- [Annotations of element boxes]:
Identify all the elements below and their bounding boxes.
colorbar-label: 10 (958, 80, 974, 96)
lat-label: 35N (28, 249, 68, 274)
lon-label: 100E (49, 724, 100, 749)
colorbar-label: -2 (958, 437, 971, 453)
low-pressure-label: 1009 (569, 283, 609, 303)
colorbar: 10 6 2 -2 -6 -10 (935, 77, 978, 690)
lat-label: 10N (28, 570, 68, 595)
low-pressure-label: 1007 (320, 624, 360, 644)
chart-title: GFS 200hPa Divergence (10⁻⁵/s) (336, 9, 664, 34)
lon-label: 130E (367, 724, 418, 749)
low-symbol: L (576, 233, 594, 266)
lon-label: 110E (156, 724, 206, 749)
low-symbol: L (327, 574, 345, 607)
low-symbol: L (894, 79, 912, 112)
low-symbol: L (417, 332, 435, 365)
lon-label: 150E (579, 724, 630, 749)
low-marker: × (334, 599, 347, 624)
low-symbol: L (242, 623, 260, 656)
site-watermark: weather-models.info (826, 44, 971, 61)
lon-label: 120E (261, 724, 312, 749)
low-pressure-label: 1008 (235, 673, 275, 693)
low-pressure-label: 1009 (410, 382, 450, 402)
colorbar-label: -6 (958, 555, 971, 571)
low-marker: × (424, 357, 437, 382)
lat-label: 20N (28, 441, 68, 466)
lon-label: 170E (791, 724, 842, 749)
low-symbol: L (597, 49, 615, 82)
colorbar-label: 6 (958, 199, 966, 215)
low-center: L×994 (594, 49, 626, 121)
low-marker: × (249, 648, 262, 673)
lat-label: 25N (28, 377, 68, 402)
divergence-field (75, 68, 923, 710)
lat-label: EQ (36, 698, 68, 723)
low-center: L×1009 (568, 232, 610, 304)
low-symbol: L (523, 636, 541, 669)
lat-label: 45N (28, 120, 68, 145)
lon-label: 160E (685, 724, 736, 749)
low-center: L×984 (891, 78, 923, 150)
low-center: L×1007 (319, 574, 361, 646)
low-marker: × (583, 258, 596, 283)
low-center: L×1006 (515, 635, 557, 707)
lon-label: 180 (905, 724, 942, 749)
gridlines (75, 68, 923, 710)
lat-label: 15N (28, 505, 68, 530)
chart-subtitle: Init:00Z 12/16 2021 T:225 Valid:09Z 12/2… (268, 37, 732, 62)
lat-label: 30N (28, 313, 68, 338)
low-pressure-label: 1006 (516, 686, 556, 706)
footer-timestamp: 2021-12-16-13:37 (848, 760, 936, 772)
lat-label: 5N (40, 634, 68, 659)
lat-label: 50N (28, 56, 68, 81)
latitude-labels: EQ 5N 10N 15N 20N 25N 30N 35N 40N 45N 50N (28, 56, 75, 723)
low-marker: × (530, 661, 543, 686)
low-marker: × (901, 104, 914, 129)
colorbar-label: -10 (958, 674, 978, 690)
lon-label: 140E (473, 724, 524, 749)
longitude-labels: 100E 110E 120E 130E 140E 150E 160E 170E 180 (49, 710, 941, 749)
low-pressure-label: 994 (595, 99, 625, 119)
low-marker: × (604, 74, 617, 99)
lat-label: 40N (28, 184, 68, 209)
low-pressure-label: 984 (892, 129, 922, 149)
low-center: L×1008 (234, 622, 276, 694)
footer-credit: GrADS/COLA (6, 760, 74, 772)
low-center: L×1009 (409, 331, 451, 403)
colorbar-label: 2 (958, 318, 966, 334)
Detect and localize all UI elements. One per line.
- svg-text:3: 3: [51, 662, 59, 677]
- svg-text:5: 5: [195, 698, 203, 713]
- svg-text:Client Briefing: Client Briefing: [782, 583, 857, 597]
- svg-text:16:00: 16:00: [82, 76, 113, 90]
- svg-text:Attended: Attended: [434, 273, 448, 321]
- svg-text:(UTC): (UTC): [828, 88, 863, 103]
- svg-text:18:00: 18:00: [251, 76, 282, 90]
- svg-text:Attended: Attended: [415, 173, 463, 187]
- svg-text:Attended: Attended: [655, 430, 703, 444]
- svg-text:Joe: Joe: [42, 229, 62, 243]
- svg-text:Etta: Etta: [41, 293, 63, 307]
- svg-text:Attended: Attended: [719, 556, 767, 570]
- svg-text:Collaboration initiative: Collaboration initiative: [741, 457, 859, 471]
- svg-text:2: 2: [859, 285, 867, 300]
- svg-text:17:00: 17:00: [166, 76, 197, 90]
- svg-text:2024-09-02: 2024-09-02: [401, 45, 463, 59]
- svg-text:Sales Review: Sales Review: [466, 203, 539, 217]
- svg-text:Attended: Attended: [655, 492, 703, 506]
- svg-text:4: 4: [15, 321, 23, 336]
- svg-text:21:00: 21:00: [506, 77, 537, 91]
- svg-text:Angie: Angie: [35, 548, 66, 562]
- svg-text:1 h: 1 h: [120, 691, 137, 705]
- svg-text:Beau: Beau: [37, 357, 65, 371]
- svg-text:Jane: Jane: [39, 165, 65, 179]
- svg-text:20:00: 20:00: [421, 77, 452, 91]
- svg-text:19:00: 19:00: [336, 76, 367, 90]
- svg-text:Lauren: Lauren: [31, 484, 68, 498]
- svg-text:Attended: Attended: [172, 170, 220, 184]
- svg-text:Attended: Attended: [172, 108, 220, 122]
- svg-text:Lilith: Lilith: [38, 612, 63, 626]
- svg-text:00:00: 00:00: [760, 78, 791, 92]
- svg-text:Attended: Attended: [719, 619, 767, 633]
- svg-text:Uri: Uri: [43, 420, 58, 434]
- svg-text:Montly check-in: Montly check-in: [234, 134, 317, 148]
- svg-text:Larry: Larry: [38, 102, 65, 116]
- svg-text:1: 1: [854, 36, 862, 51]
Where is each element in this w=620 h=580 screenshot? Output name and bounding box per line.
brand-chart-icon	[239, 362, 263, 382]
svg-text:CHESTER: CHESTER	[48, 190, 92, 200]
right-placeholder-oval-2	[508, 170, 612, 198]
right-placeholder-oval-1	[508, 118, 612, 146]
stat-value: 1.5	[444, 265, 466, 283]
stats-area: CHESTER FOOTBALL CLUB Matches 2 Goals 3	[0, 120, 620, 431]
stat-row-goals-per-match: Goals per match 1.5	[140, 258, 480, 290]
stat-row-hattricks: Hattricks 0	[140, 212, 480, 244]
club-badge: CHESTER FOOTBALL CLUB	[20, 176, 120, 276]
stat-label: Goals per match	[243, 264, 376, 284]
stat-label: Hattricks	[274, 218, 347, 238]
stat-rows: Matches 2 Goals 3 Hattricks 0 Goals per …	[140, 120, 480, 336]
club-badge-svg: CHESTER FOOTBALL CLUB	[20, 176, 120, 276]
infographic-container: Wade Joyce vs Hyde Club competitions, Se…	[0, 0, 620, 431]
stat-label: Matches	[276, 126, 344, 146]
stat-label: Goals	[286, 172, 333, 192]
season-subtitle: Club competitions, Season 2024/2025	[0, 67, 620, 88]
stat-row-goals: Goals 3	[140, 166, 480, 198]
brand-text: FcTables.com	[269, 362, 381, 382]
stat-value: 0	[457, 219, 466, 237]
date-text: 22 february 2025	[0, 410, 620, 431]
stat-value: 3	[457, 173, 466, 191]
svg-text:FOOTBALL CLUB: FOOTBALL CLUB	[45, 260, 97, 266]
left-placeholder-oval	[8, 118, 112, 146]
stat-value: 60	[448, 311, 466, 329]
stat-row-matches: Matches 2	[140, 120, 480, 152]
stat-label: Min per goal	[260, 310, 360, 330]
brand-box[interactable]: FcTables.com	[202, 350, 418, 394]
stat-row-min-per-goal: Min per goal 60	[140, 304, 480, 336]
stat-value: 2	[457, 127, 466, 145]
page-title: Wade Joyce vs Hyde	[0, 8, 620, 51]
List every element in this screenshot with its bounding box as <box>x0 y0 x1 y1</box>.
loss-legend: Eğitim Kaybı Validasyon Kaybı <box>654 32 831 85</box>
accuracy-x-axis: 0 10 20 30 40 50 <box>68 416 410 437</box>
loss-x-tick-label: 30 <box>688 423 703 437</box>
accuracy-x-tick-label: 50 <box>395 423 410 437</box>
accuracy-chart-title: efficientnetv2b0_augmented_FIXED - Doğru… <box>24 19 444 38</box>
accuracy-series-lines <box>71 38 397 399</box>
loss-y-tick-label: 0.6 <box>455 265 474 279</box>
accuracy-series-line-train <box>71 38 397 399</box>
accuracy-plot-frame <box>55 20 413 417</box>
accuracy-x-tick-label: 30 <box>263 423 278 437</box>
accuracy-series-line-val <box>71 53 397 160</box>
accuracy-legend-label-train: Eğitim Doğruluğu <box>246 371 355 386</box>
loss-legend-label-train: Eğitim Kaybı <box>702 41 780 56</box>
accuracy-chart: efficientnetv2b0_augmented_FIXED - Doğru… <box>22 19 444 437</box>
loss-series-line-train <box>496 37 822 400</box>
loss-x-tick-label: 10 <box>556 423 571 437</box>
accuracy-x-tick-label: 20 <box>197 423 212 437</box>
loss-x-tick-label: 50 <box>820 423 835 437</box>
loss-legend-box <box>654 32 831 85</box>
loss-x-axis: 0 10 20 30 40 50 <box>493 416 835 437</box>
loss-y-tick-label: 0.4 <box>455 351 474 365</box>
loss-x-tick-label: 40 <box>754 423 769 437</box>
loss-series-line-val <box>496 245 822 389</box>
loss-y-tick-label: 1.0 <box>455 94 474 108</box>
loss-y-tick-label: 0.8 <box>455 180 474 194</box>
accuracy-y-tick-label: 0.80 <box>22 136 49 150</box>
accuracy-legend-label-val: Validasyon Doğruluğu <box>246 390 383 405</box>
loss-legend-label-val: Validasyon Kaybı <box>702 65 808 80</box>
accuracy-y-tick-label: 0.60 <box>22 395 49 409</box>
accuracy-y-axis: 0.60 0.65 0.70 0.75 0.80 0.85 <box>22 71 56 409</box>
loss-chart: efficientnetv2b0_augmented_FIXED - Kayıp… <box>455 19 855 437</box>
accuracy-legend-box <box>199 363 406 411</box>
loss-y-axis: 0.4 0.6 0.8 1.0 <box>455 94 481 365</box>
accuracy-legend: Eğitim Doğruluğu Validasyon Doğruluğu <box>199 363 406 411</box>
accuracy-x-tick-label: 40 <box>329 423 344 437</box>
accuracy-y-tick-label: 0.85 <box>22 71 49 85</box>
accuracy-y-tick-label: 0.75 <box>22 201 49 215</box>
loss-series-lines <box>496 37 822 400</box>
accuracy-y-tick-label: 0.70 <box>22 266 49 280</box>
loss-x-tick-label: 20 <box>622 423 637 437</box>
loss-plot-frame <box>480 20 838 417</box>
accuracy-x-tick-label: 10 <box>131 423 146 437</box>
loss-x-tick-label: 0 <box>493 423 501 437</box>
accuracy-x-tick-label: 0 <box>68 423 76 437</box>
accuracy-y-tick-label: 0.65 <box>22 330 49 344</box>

- [EXERCISE OBJECTIVE]: Could you render the data as a numbered list, beginning at its first line and stopping after the line that contains "lon-label: 130E (367, 724, 418, 749)", with any blank lines left out?

- [RESPONSE TO THE EXERCISE]:
1. Identify all the elements below and their bounding boxes.
2. colorbar-label: 10 (958, 80, 974, 96)
3. lat-label: 35N (28, 249, 68, 274)
4. lon-label: 100E (49, 724, 100, 749)
5. colorbar-label: -2 (958, 437, 971, 453)
6. low-pressure-label: 1009 (569, 283, 609, 303)
7. colorbar: 10 6 2 -2 -6 -10 (935, 77, 978, 690)
8. lat-label: 10N (28, 570, 68, 595)
9. low-pressure-label: 1007 (320, 624, 360, 644)
10. chart-title: GFS 200hPa Divergence (10⁻⁵/s) (336, 9, 664, 34)
11. lon-label: 130E (367, 724, 418, 749)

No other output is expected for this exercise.